# PASSAGE:
6

select on fds higher then 255 do not check if the fd is open. Here is my example code:

#include <stdio.h>
#include <errno.h>
#include <unistd.h>
#include <sys/select.h>

int main()
{
    fd_set set;
    for(int i = 5;i<FD_SETSIZE;i++)
    {
        printf("--> i is %d\n", i);
        FD_ZERO(&set);
        FD_SET(i, &set);
        close(i);

        int retval = select(FD_SETSIZE, &set, NULL, NULL, NULL);
        if(-1 == retval)
        {
            perror("select");
        }
    }
}

This results in:

--> i is 5
select: Bad file descriptor
...
--> i is 255
select: Bad file descriptor
--> i is 256

Then the application blocks. Why does this not create a EBADF on 256 till FD_SETSIZE?

Requested Information from comments:

The result of prlimit is:

NOFILE     max number of open files                1024   1048576

This is the result of strace ./test_select:

select(1024, [127], NULL, NULL, NULL)   = -1 EBADF (Bad file descriptor)
dup(2)                                  = 3
fcntl(3, F_GETFL)                       = 0x8402 (flags O_RDWR|O_APPEND|O_LARGEFILE)
fstat(3, {st_mode=S_IFCHR|0620, st_rdev=makedev(136, 2), ...}) = 0
write(3, "select: Bad file descriptor\n", 28select: Bad file descriptor
) = 28
close(3)                                = 0
write(1, "--> i is 128\n", 13--> i is 128
)          = 13
close(128)                              = -1 EBADF (Bad file descriptor)
select(1024, [128], NULL, NULL, NULL

Debunking thoughts from the comments:

#include <stdio.h>
#include <errno.h>
#include <unistd.h>
#include <sys/select.h>
#include <fcntl.h>

int main()
{
    char filename[80];
    int fd;
    for(int i = 5;i<500;i++)

(Entries drawn from a collection)

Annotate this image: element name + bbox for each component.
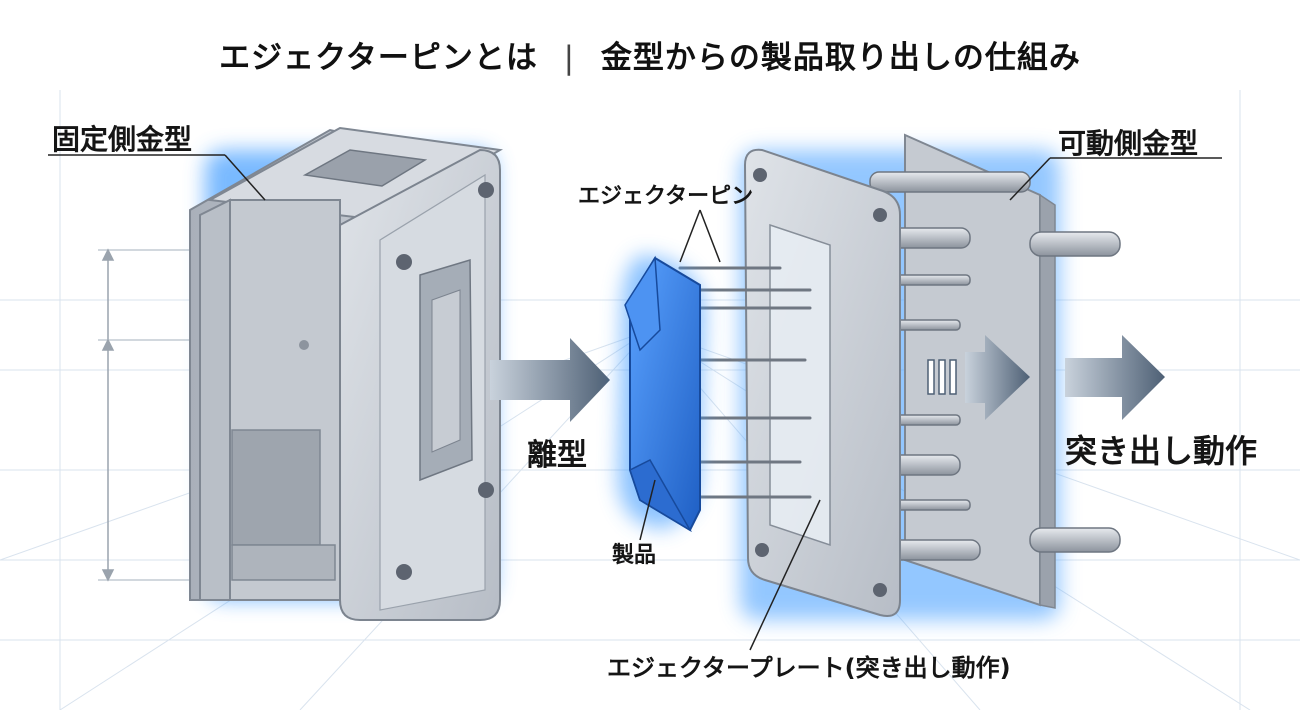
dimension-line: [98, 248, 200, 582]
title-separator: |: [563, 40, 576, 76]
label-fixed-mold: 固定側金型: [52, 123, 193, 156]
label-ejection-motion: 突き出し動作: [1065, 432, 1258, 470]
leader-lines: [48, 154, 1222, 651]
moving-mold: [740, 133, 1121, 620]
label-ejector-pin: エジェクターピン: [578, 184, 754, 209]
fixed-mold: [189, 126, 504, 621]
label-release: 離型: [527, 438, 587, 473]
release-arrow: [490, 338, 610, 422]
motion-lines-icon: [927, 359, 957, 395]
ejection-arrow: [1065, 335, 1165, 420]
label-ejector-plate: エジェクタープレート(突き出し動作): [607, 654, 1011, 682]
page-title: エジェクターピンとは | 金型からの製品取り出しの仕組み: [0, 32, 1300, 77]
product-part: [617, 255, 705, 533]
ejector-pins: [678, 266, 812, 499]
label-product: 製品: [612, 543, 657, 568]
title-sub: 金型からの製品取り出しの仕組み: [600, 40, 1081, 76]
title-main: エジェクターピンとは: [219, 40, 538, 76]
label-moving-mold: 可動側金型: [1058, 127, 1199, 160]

# REQUESTS:
[1] Condense the paragraph in the select question that begins "Then the application blocks" into a single shorter sentence that keeps its main facts.
[2] From the select question, reproduce verbatim the part that opens with the words containing "select(1024, [127], NULL, NULL, NULL)" and closes with "0x8402 (flags O_RDWR|O_APPEND|O_LARGEFILE)".

# RESPONSES:
[1] The program hangs at that point, and the author asks why select does not report EBADF for descriptors from 256 up to FD_SETSIZE.

[2]
select(1024, [127], NULL, NULL, NULL)   = -1 EBADF (Bad file descriptor)
dup(2)                                  = 3
fcntl(3, F_GETFL)                       = 0x8402 (flags O_RDWR|O_APPEND|O_LARGEFILE)